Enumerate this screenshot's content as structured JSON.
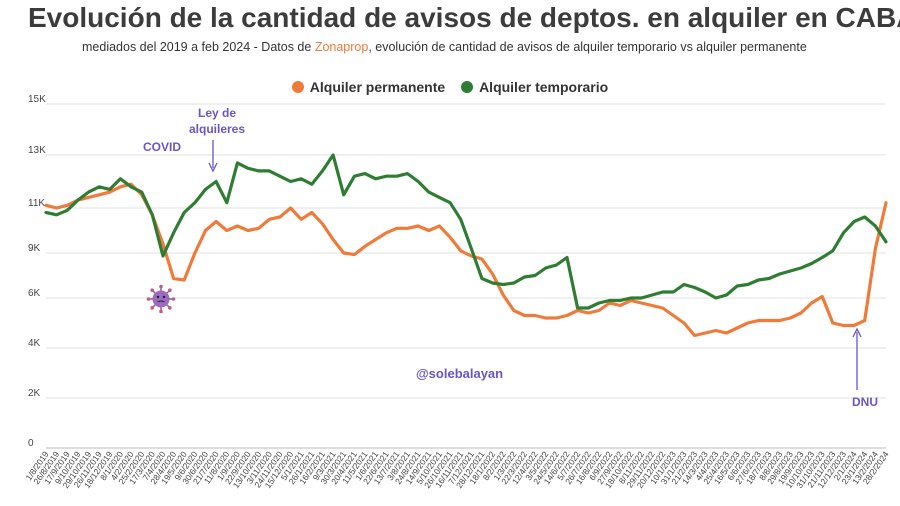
{
  "title": "Evolución de la cantidad de avisos de deptos. en alquiler en CABA",
  "subtitle": {
    "prefix": "mediados del 2019 a feb 2024 - Datos de ",
    "brand": "Zonaprop",
    "suffix": ", evolución de cantidad de avisos de  alquiler temporario vs alquiler permanente"
  },
  "colors": {
    "permanente": "#f07a3a",
    "temporario": "#2e7d32",
    "annotation": "#6a55c8",
    "grid": "#e2e2e2"
  },
  "annotations": {
    "covid": "COVID",
    "covid_icon": "virus-emoji-icon",
    "ley_line1": "Ley de",
    "ley_line2": "alquileres",
    "dnu": "DNU",
    "handle": "@solebalayan"
  },
  "chart_data": {
    "type": "line",
    "title": "Evolución de la cantidad de avisos de deptos. en alquiler en CABA",
    "xlabel": "",
    "ylabel": "",
    "ylim": [
      0,
      15000
    ],
    "yticks": [
      0,
      2000,
      4000,
      6000,
      9000,
      11000,
      13000,
      15000
    ],
    "ytick_labels": [
      "0",
      "2K",
      "4K",
      "6K",
      "9K",
      "11K",
      "13K",
      "15K"
    ],
    "grid": true,
    "legend_position": "top-center",
    "x_labels": [
      "1/8/2019",
      "26/8/2019",
      "17/9/2019",
      "9/10/2019",
      "29/10/2019",
      "26/11/2019",
      "18/12/2019",
      "8/1/2020",
      "4/2/2020",
      "25/2/2020",
      "17/3/2020",
      "7/4/2020",
      "28/4/2020",
      "19/5/2020",
      "9/6/2020",
      "30/6/2020",
      "21/7/2020",
      "11/8/2020",
      "1/9/2020",
      "22/9/2020",
      "13/10/2020",
      "3/11/2020",
      "24/11/2020",
      "15/12/2020",
      "5/1/2021",
      "26/1/2021",
      "16/2/2021",
      "9/3/2021",
      "30/3/2021",
      "20/4/2021",
      "11/5/2021",
      "1/6/2021",
      "22/6/2021",
      "13/7/2021",
      "3/8/2021",
      "24/8/2021",
      "14/9/2021",
      "5/10/2021",
      "26/10/2021",
      "16/11/2021",
      "7/12/2021",
      "28/12/2021",
      "18/1/2022",
      "8/2/2022",
      "1/3/2022",
      "22/3/2022",
      "12/4/2022",
      "3/5/2022",
      "24/5/2022",
      "14/6/2022",
      "5/7/2022",
      "26/7/2022",
      "16/8/2022",
      "6/9/2022",
      "27/9/2022",
      "18/10/2022",
      "8/11/2022",
      "29/11/2022",
      "20/12/2022",
      "10/1/2023",
      "31/1/2023",
      "21/2/2023",
      "14/3/2023",
      "4/4/2023",
      "25/4/2023",
      "16/5/2023",
      "6/6/2023",
      "27/6/2023",
      "18/7/2023",
      "8/8/2023",
      "29/8/2023",
      "19/9/2023",
      "10/10/2023",
      "31/10/2023",
      "21/11/2023",
      "12/12/2023",
      "2/1/2024",
      "23/1/2024",
      "13/2/2024",
      "28/2/2024"
    ],
    "series": [
      {
        "name": "Alquiler permanente",
        "color": "#f07a3a",
        "values": [
          11100,
          11000,
          11100,
          11300,
          11400,
          11500,
          11600,
          11800,
          11900,
          11500,
          10700,
          9400,
          7300,
          7200,
          9000,
          10000,
          10400,
          10000,
          10200,
          10000,
          10100,
          10500,
          10600,
          11000,
          10500,
          10800,
          10300,
          9600,
          9000,
          8900,
          9300,
          9600,
          9900,
          10100,
          10100,
          10200,
          10000,
          10200,
          9700,
          9100,
          8800,
          8600,
          7600,
          6200,
          5500,
          5300,
          5300,
          5200,
          5200,
          5300,
          5500,
          5400,
          5500,
          5800,
          5700,
          5900,
          5800,
          5700,
          5600,
          5300,
          5000,
          4500,
          4600,
          4700,
          4600,
          4800,
          5000,
          5100,
          5100,
          5100,
          5200,
          5400,
          5800,
          6100,
          5000,
          4900,
          4900,
          5100,
          9200,
          11200
        ]
      },
      {
        "name": "Alquiler temporario",
        "color": "#2e7d32",
        "values": [
          10800,
          10700,
          10900,
          11300,
          11600,
          11800,
          11700,
          12100,
          11800,
          11600,
          10700,
          8800,
          9900,
          10800,
          11200,
          11700,
          12000,
          11200,
          12700,
          12500,
          12400,
          12400,
          12200,
          12000,
          12100,
          11900,
          12400,
          13000,
          11500,
          12200,
          12300,
          12100,
          12200,
          12200,
          12300,
          12000,
          11600,
          11400,
          11200,
          10500,
          9200,
          7300,
          7000,
          6900,
          7000,
          7400,
          7500,
          8000,
          8200,
          8700,
          5600,
          5600,
          5800,
          5900,
          5900,
          6000,
          6000,
          6200,
          6400,
          6400,
          6900,
          6700,
          6400,
          6000,
          6200,
          6800,
          6900,
          7200,
          7300,
          7600,
          7800,
          8000,
          8300,
          8700,
          9100,
          9900,
          10400,
          10600,
          10200,
          9500
        ]
      }
    ]
  }
}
____
# ASSIGNMENT
Only lines containing the string "cantidad" are needed. Pull each of them out of the records above.

# REPLY
  "title": "Evolución de la cantidad de avisos de deptos. en alquiler en CABA",
    "suffix": ", evolución de cantidad de avisos de  alquiler temporario vs alquiler permanente"
    "title": "Evolución de la cantidad de avisos de deptos. en alquiler en CABA",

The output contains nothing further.